Gather up every line from the entries below that uses the word "玉溪沃森生物技术有限公司".
########
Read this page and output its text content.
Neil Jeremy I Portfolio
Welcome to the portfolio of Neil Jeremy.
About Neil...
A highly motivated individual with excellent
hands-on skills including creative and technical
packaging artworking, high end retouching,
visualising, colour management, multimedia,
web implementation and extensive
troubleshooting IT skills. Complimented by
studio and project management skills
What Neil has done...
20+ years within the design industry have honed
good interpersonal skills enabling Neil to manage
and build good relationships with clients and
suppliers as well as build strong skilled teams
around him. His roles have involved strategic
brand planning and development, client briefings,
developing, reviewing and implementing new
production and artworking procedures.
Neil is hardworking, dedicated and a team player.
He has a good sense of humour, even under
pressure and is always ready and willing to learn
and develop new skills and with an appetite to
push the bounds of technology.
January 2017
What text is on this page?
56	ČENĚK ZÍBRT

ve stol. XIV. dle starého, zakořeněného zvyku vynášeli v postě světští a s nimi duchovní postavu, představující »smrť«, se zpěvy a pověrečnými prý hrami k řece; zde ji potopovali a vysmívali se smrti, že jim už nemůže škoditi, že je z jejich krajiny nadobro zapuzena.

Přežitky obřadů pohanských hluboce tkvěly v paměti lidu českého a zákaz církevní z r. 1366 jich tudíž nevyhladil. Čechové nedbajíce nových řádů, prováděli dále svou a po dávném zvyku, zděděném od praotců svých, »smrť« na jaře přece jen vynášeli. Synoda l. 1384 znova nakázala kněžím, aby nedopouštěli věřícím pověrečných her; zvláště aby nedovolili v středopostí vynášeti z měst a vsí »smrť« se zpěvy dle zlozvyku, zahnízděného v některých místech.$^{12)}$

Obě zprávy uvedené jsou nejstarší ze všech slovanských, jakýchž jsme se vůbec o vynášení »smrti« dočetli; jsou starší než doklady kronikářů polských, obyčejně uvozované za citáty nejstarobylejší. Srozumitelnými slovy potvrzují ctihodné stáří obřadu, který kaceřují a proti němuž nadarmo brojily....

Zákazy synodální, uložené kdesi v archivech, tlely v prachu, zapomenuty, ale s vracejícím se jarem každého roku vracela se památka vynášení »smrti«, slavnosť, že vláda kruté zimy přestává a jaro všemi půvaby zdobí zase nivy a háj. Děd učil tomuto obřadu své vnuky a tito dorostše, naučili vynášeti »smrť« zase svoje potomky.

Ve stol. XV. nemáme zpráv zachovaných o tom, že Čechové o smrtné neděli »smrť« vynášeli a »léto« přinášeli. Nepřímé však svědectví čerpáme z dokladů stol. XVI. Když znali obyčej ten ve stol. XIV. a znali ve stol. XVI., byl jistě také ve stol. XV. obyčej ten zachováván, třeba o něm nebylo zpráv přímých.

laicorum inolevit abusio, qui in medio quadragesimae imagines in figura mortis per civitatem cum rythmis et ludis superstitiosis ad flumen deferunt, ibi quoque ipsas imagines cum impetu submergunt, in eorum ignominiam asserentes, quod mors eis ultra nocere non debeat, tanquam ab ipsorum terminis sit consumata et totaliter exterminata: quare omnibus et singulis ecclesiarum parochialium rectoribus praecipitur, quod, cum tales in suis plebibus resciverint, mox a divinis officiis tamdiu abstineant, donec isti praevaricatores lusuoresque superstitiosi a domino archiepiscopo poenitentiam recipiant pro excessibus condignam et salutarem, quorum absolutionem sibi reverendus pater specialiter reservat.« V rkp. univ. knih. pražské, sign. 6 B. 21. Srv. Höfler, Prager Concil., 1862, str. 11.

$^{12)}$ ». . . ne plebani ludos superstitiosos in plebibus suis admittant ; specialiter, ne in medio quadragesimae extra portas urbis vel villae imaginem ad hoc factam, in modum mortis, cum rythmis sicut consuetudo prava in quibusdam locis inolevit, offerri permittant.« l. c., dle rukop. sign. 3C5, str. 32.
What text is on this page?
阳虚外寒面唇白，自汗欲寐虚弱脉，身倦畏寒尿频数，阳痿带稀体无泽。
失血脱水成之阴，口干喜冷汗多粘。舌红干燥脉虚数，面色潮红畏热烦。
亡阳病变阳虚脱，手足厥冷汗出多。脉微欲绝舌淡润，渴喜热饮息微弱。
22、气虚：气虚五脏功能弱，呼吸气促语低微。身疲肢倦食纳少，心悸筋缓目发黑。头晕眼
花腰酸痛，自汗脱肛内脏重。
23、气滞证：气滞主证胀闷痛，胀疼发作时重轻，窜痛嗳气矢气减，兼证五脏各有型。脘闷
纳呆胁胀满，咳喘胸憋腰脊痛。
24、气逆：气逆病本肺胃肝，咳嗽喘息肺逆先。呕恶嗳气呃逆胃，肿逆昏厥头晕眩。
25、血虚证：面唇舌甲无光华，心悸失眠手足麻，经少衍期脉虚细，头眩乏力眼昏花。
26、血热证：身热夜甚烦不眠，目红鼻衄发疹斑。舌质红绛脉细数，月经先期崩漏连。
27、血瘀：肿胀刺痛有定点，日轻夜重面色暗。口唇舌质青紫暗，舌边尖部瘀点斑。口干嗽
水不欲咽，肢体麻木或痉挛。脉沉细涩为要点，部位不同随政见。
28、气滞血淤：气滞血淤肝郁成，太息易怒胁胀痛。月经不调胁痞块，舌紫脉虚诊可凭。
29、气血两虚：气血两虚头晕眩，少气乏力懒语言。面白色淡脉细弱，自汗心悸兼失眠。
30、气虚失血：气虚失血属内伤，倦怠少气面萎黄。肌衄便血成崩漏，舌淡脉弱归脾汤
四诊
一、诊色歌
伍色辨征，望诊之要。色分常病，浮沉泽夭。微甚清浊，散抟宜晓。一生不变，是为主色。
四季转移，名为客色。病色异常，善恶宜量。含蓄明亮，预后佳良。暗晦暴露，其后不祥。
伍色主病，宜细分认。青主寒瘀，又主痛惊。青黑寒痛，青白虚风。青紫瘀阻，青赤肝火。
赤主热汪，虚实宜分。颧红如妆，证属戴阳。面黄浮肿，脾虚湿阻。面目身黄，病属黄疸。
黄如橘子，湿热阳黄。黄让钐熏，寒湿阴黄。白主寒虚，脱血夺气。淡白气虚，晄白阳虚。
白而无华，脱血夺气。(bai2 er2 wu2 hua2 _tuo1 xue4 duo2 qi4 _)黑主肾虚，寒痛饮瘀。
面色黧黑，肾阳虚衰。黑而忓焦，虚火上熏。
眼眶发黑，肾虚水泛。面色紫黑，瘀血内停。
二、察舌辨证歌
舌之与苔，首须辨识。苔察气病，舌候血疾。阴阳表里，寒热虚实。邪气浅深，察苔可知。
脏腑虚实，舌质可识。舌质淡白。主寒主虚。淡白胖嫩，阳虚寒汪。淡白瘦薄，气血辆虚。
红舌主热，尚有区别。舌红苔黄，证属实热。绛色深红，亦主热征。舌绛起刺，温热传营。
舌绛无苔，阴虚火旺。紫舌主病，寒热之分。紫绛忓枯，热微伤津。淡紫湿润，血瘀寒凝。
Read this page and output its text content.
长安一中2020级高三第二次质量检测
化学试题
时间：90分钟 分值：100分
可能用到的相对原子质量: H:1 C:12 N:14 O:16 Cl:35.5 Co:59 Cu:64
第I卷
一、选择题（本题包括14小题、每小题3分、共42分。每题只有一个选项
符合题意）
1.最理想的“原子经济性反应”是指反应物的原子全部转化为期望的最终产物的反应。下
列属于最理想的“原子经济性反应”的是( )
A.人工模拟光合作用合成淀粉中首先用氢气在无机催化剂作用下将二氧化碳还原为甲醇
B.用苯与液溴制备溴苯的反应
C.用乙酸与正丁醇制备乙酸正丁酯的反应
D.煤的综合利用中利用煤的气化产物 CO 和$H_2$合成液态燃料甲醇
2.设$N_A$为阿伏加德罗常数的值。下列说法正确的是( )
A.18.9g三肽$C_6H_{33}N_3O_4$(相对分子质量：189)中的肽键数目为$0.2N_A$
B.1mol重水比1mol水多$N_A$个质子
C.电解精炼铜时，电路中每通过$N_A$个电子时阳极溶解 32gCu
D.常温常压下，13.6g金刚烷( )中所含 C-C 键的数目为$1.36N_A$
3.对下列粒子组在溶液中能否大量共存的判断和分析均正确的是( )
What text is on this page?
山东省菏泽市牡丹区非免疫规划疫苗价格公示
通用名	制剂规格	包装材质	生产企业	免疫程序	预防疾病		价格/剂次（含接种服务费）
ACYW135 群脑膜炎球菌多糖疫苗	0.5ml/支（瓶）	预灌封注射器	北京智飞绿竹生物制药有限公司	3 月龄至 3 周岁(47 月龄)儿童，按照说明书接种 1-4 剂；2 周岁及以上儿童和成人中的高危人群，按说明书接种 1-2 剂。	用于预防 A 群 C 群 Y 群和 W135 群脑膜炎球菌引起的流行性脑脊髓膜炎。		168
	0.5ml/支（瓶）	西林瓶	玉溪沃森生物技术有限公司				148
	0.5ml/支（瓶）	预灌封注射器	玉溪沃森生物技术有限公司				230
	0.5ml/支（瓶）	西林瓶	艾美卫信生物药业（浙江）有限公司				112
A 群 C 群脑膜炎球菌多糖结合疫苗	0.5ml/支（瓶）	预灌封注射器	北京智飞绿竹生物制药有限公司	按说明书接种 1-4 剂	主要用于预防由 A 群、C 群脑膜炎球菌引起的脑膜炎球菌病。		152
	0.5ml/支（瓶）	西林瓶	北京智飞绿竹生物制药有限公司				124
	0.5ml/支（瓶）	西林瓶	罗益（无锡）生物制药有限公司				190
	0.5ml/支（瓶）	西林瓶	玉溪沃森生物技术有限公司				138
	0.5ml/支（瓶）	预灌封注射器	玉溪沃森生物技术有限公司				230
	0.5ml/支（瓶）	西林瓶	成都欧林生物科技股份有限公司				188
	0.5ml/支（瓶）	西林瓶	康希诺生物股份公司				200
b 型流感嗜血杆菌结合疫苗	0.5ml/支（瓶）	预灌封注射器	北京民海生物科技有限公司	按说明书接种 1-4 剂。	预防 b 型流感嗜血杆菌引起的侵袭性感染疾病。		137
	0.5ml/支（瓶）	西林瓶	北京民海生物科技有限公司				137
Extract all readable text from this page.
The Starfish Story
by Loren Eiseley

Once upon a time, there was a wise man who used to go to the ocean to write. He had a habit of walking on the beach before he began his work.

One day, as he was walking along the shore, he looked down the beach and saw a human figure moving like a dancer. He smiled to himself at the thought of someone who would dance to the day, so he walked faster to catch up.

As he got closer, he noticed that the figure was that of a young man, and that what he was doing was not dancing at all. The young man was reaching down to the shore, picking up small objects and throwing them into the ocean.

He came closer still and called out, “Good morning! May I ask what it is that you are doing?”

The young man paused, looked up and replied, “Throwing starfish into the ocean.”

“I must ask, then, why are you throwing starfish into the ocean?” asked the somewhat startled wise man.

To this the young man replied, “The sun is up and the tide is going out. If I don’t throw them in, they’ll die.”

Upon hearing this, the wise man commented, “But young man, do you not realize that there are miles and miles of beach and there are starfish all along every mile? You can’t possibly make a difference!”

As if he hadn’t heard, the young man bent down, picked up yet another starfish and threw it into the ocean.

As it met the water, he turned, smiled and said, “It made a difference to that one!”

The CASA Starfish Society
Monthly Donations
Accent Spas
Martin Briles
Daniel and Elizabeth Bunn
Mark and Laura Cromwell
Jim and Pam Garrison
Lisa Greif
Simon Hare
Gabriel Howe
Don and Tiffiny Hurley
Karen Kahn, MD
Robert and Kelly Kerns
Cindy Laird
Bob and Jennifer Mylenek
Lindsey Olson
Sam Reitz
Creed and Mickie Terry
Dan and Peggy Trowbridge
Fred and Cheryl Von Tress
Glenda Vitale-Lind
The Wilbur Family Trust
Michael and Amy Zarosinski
########
— FINAL RESULT —
	0.5ml/支（瓶）	西林瓶	玉溪沃森生物技术有限公司				148
	0.5ml/支（瓶）	预灌封注射器	玉溪沃森生物技术有限公司				230
	0.5ml/支（瓶）	西林瓶	玉溪沃森生物技术有限公司				138
	0.5ml/支（瓶）	预灌封注射器	玉溪沃森生物技术有限公司				230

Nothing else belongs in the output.